(Stored entries)
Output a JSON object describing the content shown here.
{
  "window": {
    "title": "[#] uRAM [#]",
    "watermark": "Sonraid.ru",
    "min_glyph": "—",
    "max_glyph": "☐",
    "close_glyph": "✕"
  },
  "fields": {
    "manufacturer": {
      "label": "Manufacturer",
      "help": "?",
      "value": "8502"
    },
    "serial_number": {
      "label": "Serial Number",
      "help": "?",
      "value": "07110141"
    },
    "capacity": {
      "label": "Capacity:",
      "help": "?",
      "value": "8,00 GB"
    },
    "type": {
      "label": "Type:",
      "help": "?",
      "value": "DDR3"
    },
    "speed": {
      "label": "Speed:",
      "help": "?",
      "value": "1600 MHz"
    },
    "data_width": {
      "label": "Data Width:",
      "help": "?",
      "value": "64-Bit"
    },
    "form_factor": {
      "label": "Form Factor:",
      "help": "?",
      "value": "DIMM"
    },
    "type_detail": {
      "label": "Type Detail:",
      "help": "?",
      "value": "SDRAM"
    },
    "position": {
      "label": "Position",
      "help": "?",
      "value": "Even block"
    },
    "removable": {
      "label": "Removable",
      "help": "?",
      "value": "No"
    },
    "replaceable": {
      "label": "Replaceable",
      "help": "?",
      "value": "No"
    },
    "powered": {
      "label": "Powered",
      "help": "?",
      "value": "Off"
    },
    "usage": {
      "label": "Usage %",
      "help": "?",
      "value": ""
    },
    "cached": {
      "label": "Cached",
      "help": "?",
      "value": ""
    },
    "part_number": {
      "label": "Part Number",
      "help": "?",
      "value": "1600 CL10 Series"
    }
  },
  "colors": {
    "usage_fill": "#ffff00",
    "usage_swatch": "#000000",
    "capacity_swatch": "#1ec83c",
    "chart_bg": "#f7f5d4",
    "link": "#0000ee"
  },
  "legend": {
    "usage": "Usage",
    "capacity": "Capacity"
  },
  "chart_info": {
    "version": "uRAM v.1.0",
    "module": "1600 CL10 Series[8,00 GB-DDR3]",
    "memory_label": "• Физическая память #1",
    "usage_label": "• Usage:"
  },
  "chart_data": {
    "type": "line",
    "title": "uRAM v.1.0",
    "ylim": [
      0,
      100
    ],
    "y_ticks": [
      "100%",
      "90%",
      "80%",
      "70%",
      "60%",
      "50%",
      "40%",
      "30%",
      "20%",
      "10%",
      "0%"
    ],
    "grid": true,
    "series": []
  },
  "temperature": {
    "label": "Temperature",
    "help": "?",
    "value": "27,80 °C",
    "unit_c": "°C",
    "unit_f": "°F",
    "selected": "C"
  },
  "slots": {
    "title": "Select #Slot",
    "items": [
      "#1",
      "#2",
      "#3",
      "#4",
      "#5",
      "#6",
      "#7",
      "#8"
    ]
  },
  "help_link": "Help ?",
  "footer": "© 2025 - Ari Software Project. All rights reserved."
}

Task objective —
Determine how many lines of the listing hold the word "title" and reply with that figure alone.

Expected answer —
3